● Extract to read:
--- START ---

One point that seems to have escaped Johnstone and Campbell is that before you can have phonetic spelling you must have uniform pronunciation. It has not escaped you I'm sure that they have Scottish names; so I would like to ask them whether the capital city of Southland should be spelt "Invecargil," which is how most of up here say it, or should be simplified for the Johnstone and Campbell clans as "Inverrrcarrrgil."

Take that common Glaswegian phrase "Up your nose with a rubber hose." Should that be rendered phonetically as: "Oop yerrr nus wi a ruba hus"?

Johnstone says in his letter to me: "I have a website, with Onest English on it. (Shouldn't that be Onest Inglish?) This is a formula by which Standard English can be converted to phonetic spelling, staying within our alphabet.

"I am promoting it currently by posting out adverts. Not that I have money enough to afford to do much. My interest is in consistency rather then simplicity (which is a bi-product). (If there is 1/4 to learn, it should be four times faster.)"

Most people seem to think that the mind has a finite volume like a pot and that learning what they consider useless things means less room for more valuable information. I'm not sure that's true.

Maybe the more you learn when you're young the more you can absorb later. Think of the Japanese, Koreans and ethnic Chinese. They have no phonetic guide at all towards the correct way to write. They simply have to learn, as children, hundreds of symbols by rote.

Perhaps it's this early cramming that makes so many of them such retentive learners later in life.

The first roughly phonetic alphabet, the father and mother of our present one, developed in the Middle East around four millenniums ago with just 22 consonants. I'd imagine there would be a lot of hawking, spitting and hissing going on without vowels which, by the way, were introduced by the Greeks about three millenniums ago.

--- END ---

● Exercises to complete:
A: In one to three sentences, explain why the column on phonetic spelling suggests that many Japanese, Koreans and ethnic Chinese become retentive learners later in life.
B: Carry on the column on phonetic spelling, starting after its last sentence.
The records that follow come from a different source than the column above.

● Supplied data:
--- START ---

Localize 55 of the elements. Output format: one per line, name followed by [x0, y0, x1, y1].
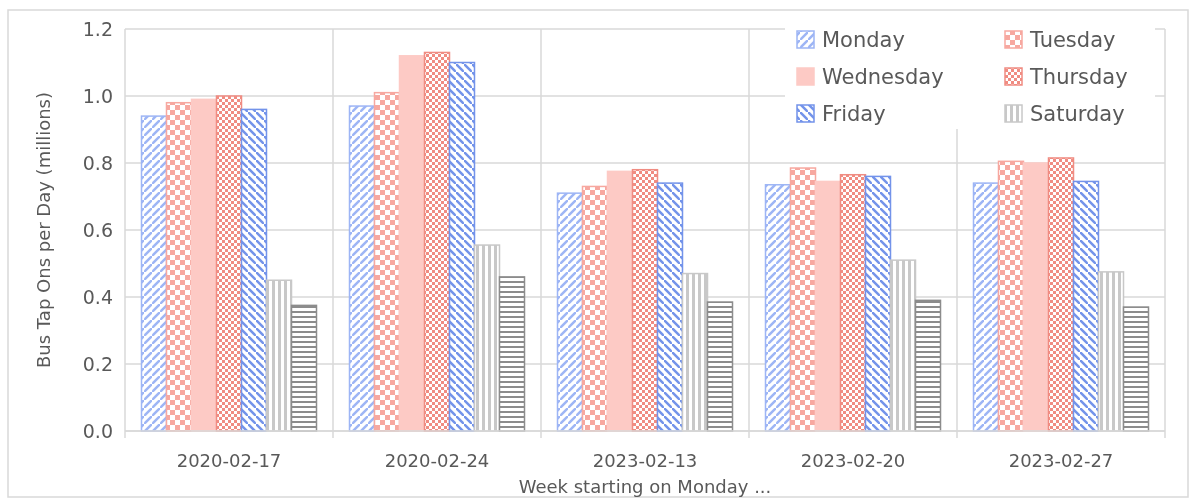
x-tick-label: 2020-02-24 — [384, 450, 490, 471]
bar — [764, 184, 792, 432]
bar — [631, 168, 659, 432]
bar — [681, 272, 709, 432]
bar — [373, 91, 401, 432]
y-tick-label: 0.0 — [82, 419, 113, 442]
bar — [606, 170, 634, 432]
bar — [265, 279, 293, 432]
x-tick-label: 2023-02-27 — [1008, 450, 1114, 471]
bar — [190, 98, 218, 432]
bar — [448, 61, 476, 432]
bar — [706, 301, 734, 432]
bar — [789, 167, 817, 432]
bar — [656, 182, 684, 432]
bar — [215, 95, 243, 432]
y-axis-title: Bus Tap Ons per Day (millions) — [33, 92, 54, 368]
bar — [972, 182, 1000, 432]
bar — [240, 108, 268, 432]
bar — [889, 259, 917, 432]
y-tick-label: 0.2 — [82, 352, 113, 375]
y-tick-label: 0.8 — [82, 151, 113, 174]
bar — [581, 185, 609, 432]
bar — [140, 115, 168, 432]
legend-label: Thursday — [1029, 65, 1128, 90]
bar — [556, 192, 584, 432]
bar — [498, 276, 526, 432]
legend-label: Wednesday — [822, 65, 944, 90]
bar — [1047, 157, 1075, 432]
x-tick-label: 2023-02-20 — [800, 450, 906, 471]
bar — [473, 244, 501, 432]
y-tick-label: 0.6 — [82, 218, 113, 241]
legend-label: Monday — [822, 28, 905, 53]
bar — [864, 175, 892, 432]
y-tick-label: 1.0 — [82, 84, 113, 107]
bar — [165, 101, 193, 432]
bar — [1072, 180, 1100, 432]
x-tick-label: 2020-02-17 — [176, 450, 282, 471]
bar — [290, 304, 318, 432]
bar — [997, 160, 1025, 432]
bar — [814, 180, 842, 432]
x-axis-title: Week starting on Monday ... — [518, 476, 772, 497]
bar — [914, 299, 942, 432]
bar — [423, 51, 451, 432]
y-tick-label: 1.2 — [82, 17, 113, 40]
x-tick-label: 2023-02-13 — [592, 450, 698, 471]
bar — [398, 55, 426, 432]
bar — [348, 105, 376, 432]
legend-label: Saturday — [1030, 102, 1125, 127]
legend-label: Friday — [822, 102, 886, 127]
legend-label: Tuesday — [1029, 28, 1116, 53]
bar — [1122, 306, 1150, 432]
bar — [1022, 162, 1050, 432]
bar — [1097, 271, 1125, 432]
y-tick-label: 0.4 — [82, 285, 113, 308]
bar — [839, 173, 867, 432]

--- END ---

● Answer list:
A: Those children have no phonetic guide to writing and must learn hundreds of symbols by rote. The column suggests that this early cramming may be what makes so many of them such retentive learners later in life.

B:
English writing is based on a phonetic alphabet but the sounds and the spelling have parted company over the years, and many attempts have been made to remarry them.

George Bernard Shaw, whose shadow loomed over the intellectual life of Britain in the first half of the 20th century, wrote his plays in Pitman's shorthand for transcription by a secretary. After his death in 1950, his will provided for a competition for a new alphabet.

A bloke with the highly satisfactory name of Kingsley Read won it and his work has since disappeared from public view. So I think we can say this kind of writing revolution is a non-starter.

But I love the thought of Johnstone, holed up in Wyndham for the winter, and Campbell there in Christchurch, and maybe dozens of others around the country, beavering away on a programme to change the writing of the English-speaking world and make their bad spelling respectable.

Perhaps we could convert some of the screaming pro and anti-abortionists, and scathing pro and anti-market economists, and other clamouring public campaigners to this much more interesting, civilised, fruitful and harmless cause.